# WORK REQUIRED
Only the number is needed: how many lines of the records include "rewind"?
[BEGIN DATA RECORDS]
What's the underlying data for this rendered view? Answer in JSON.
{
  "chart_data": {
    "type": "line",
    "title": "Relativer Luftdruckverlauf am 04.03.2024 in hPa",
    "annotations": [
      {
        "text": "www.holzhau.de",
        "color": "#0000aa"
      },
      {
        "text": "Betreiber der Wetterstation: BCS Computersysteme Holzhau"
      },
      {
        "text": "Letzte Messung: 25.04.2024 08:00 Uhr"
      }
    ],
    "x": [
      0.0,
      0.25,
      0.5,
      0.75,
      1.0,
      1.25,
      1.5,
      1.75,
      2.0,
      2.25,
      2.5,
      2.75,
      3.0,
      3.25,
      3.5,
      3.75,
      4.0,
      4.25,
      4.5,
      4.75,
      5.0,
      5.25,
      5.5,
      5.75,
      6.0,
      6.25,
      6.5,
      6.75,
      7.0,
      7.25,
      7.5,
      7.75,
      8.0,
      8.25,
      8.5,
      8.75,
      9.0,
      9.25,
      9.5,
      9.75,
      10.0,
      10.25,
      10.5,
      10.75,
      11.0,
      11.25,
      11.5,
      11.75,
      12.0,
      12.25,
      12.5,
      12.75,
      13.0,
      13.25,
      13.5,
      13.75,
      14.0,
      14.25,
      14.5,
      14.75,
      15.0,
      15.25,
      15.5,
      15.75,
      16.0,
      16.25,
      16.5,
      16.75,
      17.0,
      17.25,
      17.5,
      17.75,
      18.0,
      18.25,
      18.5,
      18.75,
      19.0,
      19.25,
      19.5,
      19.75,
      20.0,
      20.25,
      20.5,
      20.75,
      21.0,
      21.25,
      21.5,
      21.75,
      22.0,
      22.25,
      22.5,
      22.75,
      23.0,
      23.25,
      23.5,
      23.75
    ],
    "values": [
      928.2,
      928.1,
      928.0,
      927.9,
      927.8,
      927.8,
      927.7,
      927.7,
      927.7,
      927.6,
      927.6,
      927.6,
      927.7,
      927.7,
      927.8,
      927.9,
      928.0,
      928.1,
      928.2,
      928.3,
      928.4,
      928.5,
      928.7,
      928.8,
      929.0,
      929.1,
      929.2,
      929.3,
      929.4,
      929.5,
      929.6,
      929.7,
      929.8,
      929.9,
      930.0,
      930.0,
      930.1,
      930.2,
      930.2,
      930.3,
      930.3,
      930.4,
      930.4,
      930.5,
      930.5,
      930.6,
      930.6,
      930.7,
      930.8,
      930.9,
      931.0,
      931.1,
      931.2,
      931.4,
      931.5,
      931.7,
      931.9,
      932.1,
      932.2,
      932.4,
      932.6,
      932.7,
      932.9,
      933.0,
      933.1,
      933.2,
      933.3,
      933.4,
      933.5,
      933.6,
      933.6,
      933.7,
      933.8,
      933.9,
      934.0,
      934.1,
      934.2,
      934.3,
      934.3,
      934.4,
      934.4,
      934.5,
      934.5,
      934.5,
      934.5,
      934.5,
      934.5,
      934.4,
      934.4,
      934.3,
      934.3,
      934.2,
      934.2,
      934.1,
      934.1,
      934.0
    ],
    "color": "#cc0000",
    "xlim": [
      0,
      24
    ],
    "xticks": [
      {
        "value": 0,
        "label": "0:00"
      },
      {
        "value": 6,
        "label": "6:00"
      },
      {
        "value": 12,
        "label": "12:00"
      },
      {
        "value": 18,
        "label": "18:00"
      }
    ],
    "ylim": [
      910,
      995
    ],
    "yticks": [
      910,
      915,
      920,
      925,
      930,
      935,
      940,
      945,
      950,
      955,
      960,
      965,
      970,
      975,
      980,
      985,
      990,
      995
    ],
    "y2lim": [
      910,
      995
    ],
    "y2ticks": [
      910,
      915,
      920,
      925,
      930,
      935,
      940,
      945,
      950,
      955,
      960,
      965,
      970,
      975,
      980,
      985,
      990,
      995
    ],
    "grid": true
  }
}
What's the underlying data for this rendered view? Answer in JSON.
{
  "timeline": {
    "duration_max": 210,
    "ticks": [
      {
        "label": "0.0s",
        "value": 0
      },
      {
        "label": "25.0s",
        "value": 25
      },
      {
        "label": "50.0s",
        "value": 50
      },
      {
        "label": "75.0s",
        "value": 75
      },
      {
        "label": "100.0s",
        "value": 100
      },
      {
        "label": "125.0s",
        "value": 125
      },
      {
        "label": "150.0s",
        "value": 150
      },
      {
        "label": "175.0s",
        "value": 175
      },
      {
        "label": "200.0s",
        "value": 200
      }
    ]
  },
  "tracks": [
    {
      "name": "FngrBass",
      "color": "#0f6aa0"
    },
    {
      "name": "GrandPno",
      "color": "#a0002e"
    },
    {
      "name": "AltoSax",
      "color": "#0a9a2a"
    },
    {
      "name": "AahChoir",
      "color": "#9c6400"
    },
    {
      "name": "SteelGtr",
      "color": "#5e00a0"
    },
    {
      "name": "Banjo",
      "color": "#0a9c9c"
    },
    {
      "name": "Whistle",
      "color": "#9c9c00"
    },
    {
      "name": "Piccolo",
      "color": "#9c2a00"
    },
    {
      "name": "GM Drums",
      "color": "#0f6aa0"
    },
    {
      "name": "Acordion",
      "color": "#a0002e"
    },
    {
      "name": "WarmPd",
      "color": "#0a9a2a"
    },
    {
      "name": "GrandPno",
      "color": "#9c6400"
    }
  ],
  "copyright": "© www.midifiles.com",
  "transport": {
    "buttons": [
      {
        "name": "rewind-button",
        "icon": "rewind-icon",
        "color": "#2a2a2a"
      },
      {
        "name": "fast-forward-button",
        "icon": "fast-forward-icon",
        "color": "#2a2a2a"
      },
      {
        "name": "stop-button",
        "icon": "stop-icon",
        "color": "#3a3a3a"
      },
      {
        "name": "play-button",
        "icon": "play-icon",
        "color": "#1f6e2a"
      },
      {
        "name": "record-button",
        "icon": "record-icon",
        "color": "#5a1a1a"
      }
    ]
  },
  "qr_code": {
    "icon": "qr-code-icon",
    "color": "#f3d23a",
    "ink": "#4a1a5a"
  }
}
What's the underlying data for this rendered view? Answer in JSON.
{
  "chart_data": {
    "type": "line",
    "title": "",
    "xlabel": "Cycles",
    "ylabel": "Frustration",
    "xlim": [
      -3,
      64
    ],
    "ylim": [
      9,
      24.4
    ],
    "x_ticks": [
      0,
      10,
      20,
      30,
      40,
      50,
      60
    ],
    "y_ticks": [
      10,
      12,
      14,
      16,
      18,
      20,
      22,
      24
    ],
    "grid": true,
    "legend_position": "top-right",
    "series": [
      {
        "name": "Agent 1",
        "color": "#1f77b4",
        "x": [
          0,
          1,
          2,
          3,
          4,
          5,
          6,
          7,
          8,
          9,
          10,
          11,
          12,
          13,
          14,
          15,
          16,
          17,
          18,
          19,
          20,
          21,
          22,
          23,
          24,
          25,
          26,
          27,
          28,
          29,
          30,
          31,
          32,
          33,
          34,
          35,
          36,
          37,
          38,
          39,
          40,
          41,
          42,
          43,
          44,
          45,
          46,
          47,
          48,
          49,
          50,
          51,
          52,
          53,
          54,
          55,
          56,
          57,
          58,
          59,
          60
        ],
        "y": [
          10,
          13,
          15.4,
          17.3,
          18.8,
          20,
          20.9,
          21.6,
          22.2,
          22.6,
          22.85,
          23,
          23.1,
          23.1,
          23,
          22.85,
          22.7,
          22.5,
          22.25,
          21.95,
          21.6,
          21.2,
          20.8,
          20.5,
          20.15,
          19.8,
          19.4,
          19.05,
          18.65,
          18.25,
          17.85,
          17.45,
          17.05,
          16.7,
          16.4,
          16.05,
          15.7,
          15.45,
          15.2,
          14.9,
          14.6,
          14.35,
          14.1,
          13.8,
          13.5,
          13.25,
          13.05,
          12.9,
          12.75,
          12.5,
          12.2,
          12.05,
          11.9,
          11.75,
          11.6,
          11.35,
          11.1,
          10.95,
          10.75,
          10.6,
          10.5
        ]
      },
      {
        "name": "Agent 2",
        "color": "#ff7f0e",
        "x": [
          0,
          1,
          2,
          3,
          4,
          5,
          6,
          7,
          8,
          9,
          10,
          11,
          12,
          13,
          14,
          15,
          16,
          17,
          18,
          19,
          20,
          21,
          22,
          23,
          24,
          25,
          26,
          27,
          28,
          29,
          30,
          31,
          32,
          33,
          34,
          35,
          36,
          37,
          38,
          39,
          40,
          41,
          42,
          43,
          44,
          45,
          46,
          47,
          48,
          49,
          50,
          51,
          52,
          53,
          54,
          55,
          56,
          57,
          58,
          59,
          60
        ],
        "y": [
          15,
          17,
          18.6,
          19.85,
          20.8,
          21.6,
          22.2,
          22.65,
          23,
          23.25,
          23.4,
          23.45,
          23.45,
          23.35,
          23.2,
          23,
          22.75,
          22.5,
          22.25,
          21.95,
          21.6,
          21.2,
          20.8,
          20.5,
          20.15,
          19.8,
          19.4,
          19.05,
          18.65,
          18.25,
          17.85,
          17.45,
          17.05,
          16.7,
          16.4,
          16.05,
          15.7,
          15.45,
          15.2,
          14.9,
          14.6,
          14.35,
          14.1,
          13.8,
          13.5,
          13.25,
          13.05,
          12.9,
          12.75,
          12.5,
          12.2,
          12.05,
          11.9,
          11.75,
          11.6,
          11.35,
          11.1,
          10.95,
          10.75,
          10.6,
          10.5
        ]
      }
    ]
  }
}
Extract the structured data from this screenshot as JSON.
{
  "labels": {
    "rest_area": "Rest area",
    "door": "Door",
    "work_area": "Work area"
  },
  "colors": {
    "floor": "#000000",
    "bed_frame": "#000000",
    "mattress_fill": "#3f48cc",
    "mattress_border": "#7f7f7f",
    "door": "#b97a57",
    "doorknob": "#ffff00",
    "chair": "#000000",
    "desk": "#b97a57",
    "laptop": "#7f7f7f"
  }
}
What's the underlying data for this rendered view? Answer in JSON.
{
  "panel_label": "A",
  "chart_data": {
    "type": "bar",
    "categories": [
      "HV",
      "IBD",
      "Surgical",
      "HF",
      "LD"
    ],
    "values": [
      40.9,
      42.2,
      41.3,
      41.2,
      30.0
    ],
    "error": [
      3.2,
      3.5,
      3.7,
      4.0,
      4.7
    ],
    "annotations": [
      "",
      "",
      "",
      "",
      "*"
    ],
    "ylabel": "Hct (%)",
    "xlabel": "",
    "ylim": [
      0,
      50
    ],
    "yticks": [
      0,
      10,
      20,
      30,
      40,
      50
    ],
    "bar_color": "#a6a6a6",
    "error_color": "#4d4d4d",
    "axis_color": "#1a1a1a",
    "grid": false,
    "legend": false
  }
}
[END DATA RECORDS]
# ANSWER FOR THE TASK
2